Stated goal: Write out each line from the data below that includes the word "JSON".

Data:
▼▼▼

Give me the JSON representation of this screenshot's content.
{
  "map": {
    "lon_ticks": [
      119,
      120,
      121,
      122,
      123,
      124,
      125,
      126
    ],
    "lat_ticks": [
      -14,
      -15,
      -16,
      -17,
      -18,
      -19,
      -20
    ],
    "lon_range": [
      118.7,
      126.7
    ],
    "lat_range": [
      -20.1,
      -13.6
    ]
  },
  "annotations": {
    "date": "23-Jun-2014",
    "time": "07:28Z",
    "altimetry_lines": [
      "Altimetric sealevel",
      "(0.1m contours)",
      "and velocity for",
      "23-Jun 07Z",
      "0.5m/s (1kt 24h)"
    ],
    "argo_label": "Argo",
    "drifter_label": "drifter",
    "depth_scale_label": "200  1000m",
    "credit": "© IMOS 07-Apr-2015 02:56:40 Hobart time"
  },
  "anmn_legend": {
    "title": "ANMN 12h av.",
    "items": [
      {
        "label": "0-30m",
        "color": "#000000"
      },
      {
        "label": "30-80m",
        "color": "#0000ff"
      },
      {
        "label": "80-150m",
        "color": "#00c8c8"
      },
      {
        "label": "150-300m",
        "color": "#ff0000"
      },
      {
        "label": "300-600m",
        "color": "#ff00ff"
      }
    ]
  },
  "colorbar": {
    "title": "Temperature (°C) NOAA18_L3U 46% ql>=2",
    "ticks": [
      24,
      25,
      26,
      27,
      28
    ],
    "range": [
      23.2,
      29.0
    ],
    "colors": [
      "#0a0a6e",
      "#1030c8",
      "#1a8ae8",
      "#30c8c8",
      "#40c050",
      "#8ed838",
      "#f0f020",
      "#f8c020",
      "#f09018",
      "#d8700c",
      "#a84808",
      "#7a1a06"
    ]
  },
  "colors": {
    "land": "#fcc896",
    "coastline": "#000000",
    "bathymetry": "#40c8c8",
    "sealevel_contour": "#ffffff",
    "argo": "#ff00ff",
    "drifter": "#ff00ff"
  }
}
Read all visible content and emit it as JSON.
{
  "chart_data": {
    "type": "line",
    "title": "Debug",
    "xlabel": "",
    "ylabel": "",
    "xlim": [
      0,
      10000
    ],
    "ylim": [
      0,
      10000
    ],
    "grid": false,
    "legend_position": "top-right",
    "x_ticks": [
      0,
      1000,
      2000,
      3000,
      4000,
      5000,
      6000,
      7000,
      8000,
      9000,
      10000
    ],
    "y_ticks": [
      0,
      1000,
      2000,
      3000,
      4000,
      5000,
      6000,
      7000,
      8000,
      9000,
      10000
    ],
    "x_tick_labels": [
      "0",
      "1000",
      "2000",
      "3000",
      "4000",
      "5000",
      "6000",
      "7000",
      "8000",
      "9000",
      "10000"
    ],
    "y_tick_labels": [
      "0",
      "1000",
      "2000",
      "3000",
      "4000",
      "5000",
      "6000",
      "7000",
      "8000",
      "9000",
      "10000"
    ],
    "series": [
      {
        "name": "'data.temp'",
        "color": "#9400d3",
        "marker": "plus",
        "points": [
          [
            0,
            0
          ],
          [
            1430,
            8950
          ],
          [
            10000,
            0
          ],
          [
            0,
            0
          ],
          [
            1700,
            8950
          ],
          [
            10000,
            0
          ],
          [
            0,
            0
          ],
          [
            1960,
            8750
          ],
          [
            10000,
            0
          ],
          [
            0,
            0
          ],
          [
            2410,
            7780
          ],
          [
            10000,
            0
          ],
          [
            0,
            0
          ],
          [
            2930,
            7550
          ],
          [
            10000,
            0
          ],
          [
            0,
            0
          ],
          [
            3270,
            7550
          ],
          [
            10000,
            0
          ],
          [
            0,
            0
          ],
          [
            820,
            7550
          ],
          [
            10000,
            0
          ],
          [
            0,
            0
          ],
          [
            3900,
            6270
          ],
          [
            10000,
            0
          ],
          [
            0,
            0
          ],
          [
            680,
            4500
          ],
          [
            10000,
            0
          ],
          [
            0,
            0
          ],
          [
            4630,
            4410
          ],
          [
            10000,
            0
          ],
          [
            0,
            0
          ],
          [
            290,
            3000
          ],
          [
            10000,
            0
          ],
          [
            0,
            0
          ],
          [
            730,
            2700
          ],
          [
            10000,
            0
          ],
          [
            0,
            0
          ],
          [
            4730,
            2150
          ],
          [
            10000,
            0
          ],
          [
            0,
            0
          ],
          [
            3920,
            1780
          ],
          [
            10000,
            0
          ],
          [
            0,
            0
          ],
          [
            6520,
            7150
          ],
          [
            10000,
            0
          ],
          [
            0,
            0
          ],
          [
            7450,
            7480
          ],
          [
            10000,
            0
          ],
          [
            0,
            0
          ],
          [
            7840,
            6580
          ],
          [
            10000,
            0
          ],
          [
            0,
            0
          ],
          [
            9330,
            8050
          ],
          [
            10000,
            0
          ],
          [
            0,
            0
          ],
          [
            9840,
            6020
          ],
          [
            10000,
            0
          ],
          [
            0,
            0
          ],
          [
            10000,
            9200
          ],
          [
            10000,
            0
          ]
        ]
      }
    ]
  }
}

▲▲▲

Problem solution:
Give me the JSON representation of this screenshot's content.
Read all visible content and emit it as JSON.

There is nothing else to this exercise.